━━━ Dataset records
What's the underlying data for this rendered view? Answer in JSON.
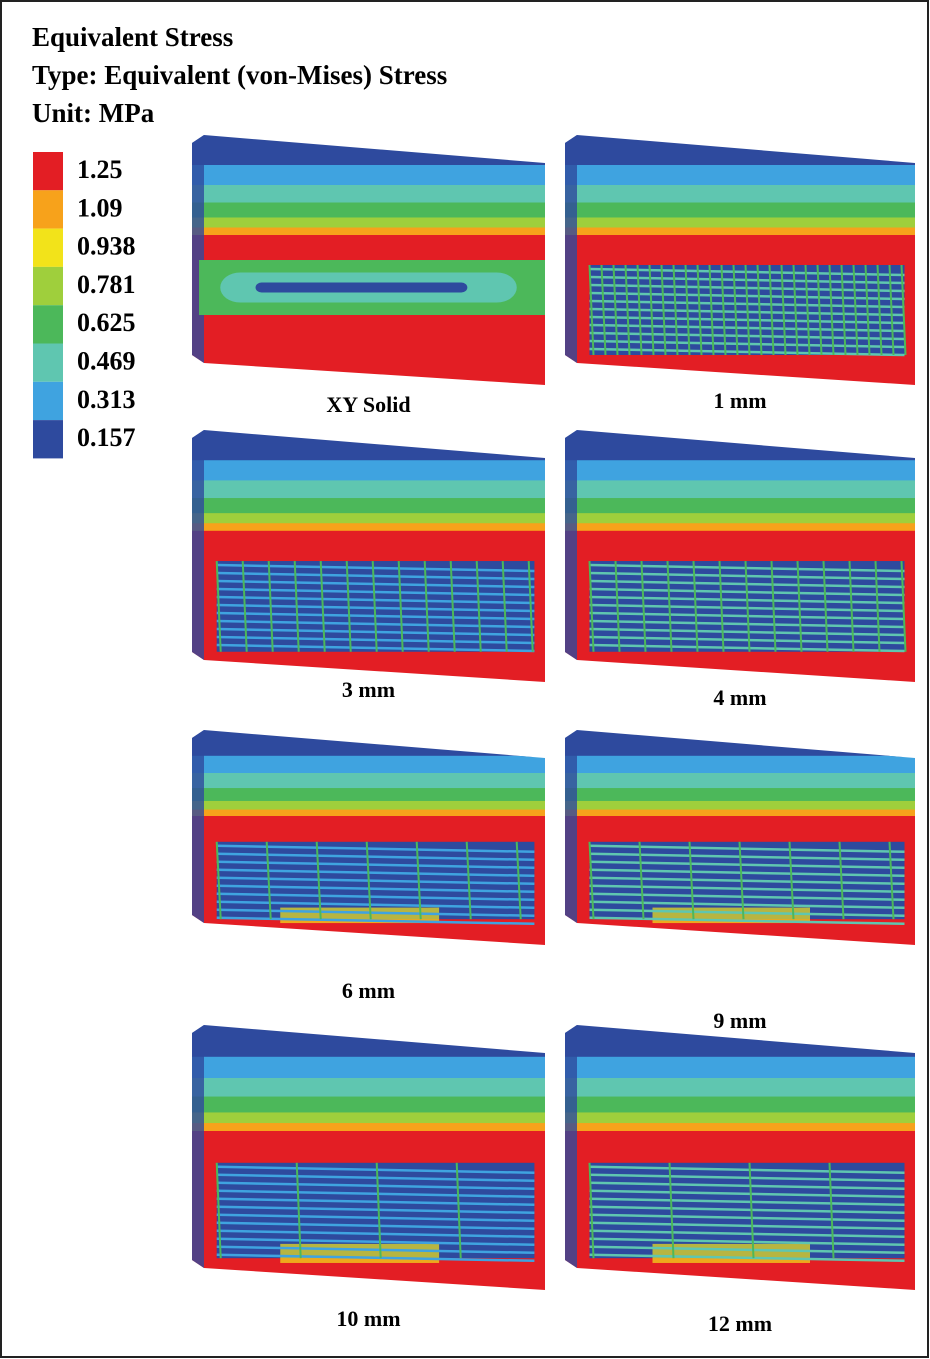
{
  "header": {
    "title": "Equivalent Stress",
    "type": "Type: Equivalent (von-Mises) Stress",
    "unit": "Unit: MPa"
  },
  "legend": [
    {
      "label": "1.25",
      "color": "#e31e24"
    },
    {
      "label": "1.09",
      "color": "#f7a21b"
    },
    {
      "label": "0.938",
      "color": "#f2e31a"
    },
    {
      "label": "0.781",
      "color": "#9fcf3c"
    },
    {
      "label": "0.625",
      "color": "#4cb85a"
    },
    {
      "label": "0.469",
      "color": "#5fc6b0"
    },
    {
      "label": "0.313",
      "color": "#3fa3e0"
    },
    {
      "label": "0.157",
      "color": "#2e4a9e"
    }
  ],
  "panels": [
    {
      "label": "XY Solid"
    },
    {
      "label": "1 mm"
    },
    {
      "label": "3 mm"
    },
    {
      "label": "4 mm"
    },
    {
      "label": "6 mm"
    },
    {
      "label": "9 mm"
    },
    {
      "label": "10 mm"
    },
    {
      "label": "12 mm"
    }
  ]
}
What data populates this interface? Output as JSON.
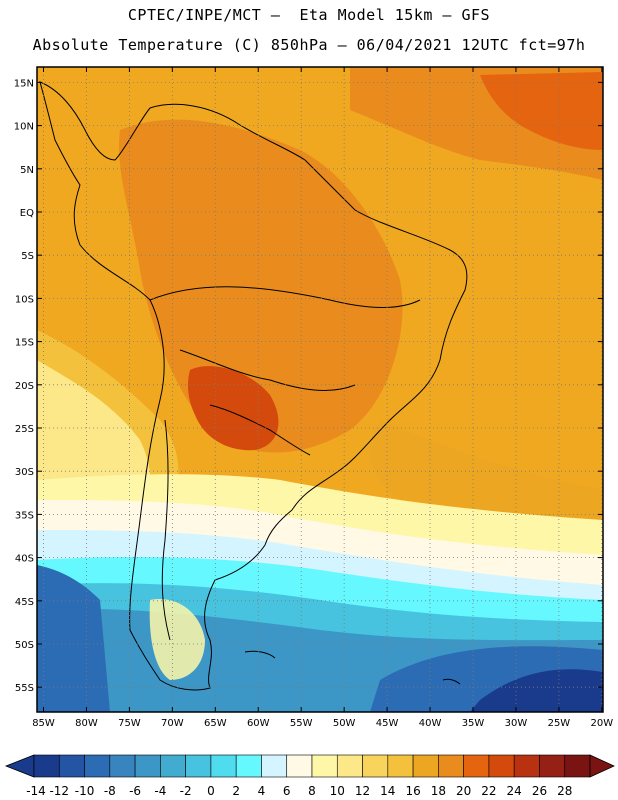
━━━━━━
**The exercise:** Give the entries again word for word, but skip the pictures.

**Exercise result:**
What's the underlying data for this rendered view? Answer in JSON.
{
  "header": {
    "title": "Equivalent Stress",
    "type": "Type: Equivalent (von-Mises) Stress",
    "unit": "Unit: MPa"
  },
  "legend": [
    {
      "label": "1.25",
      "color": "#e31e24"
    },
    {
      "label": "1.09",
      "color": "#f7a21b"
    },
    {
      "label": "0.938",
      "color": "#f2e31a"
    },
    {
      "label": "0.781",
      "color": "#9fcf3c"
    },
    {
      "label": "0.625",
      "color": "#4cb85a"
    },
    {
      "label": "0.469",
      "color": "#5fc6b0"
    },
    {
      "label": "0.313",
      "color": "#3fa3e0"
    },
    {
      "label": "0.157",
      "color": "#2e4a9e"
    }
  ],
  "panels": [
    {
      "label": "XY Solid"
    },
    {
      "label": "1 mm"
    },
    {
      "label": "3 mm"
    },
    {
      "label": "4 mm"
    },
    {
      "label": "6 mm"
    },
    {
      "label": "9 mm"
    },
    {
      "label": "10 mm"
    },
    {
      "label": "12 mm"
    }
  ]
}
What data populates this interface? Output as JSON.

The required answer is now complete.